[Records that describe figures]
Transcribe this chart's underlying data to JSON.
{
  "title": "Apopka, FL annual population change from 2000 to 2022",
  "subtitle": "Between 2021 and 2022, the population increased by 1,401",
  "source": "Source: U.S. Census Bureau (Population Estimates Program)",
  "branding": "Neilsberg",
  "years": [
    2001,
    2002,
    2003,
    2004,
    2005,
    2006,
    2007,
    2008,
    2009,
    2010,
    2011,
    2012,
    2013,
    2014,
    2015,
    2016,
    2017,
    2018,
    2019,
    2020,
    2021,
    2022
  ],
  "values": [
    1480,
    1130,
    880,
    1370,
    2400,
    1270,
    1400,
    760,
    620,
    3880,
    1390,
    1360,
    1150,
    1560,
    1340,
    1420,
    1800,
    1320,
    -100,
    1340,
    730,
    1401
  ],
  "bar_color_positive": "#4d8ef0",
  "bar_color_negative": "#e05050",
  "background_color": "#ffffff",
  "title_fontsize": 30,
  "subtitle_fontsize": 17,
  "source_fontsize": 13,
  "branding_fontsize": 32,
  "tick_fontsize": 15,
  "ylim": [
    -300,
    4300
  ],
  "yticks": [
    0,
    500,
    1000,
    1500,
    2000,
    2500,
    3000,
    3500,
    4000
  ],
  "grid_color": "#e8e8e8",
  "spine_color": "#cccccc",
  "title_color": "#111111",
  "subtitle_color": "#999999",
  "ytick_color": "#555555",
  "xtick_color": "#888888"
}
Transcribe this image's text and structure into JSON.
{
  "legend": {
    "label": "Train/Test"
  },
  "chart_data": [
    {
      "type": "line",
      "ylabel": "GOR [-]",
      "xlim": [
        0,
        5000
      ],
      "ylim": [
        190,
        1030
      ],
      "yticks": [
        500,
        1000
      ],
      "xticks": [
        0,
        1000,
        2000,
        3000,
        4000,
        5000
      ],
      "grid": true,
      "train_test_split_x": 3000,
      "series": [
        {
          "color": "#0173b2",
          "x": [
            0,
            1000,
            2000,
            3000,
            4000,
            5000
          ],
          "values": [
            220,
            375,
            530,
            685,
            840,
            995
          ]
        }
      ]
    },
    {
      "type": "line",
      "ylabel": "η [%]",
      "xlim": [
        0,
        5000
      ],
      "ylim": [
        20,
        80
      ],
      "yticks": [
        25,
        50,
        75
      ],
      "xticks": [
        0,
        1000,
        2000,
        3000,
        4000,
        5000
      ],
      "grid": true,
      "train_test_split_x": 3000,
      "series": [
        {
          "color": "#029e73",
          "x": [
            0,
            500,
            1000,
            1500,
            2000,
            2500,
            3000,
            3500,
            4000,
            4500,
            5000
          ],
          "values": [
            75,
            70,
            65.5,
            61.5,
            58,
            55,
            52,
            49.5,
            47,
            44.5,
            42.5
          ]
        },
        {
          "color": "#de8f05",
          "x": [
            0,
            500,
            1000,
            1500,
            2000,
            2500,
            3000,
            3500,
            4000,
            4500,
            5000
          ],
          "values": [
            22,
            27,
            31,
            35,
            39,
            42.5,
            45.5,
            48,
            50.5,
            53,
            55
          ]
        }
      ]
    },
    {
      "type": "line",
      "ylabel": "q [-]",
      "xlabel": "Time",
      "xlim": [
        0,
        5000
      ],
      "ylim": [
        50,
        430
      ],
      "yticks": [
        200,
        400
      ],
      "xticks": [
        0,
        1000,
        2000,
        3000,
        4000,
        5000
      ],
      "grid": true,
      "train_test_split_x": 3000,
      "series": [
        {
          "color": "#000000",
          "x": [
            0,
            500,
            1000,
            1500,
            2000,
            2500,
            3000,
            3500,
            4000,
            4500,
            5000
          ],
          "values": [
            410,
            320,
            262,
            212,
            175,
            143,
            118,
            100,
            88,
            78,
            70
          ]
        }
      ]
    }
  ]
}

- **Short task**:
Reproduce the material verbatim, line by line.

- **Final answer**:
Transcribe this chart's underlying data to JSON.
{
  "title": "Apopka, FL annual population change from 2000 to 2022",
  "subtitle": "Between 2021 and 2022, the population increased by 1,401",
  "source": "Source: U.S. Census Bureau (Population Estimates Program)",
  "branding": "Neilsberg",
  "years": [
    2001,
    2002,
    2003,
    2004,
    2005,
    2006,
    2007,
    2008,
    2009,
    2010,
    2011,
    2012,
    2013,
    2014,
    2015,
    2016,
    2017,
    2018,
    2019,
    2020,
    2021,
    2022
  ],
  "values": [
    1480,
    1130,
    880,
    1370,
    2400,
    1270,
    1400,
    760,
    620,
    3880,
    1390,
    1360,
    1150,
    1560,
    1340,
    1420,
    1800,
    1320,
    -100,
    1340,
    730,
    1401
  ],
  "bar_color_positive": "#4d8ef0",
  "bar_color_negative": "#e05050",
  "background_color": "#ffffff",
  "title_fontsize": 30,
  "subtitle_fontsize": 17,
  "source_fontsize": 13,
  "branding_fontsize": 32,
  "tick_fontsize": 15,
  "ylim": [
    -300,
    4300
  ],
  "yticks": [
    0,
    500,
    1000,
    1500,
    2000,
    2500,
    3000,
    3500,
    4000
  ],
  "grid_color": "#e8e8e8",
  "spine_color": "#cccccc",
  "title_color": "#111111",
  "subtitle_color": "#999999",
  "ytick_color": "#555555",
  "xtick_color": "#888888"
}
Transcribe this image's text and structure into JSON.
{
  "legend": {
    "label": "Train/Test"
  },
  "chart_data": [
    {
      "type": "line",
      "ylabel": "GOR [-]",
      "xlim": [
        0,
        5000
      ],
      "ylim": [
        190,
        1030
      ],
      "yticks": [
        500,
        1000
      ],
      "xticks": [
        0,
        1000,
        2000,
        3000,
        4000,
        5000
      ],
      "grid": true,
      "train_test_split_x": 3000,
      "series": [
        {
          "color": "#0173b2",
          "x": [
            0,
            1000,
            2000,
            3000,
            4000,
            5000
          ],
          "values": [
            220,
            375,
            530,
            685,
            840,
            995
          ]
        }
      ]
    },
    {
      "type": "line",
      "ylabel": "η [%]",
      "xlim": [
        0,
        5000
      ],
      "ylim": [
        20,
        80
      ],
      "yticks": [
        25,
        50,
        75
      ],
      "xticks": [
        0,
        1000,
        2000,
        3000,
        4000,
        5000
      ],
      "grid": true,
      "train_test_split_x": 3000,
      "series": [
        {
          "color": "#029e73",
          "x": [
            0,
            500,
            1000,
            1500,
            2000,
            2500,
            3000,
            3500,
            4000,
            4500,
            5000
          ],
          "values": [
            75,
            70,
            65.5,
            61.5,
            58,
            55,
            52,
            49.5,
            47,
            44.5,
            42.5
          ]
        },
        {
          "color": "#de8f05",
          "x": [
            0,
            500,
            1000,
            1500,
            2000,
            2500,
            3000,
            3500,
            4000,
            4500,
            5000
          ],
          "values": [
            22,
            27,
            31,
            35,
            39,
            42.5,
            45.5,
            48,
            50.5,
            53,
            55
          ]
        }
      ]
    },
    {
      "type": "line",
      "ylabel": "q [-]",
      "xlabel": "Time",
      "xlim": [
        0,
        5000
      ],
      "ylim": [
        50,
        430
      ],
      "yticks": [
        200,
        400
      ],
      "xticks": [
        0,
        1000,
        2000,
        3000,
        4000,
        5000
      ],
      "grid": true,
      "train_test_split_x": 3000,
      "series": [
        {
          "color": "#000000",
          "x": [
            0,
            500,
            1000,
            1500,
            2000,
            2500,
            3000,
            3500,
            4000,
            4500,
            5000
          ],
          "values": [
            410,
            320,
            262,
            212,
            175,
            143,
            118,
            100,
            88,
            78,
            70
          ]
        }
      ]
    }
  ]
}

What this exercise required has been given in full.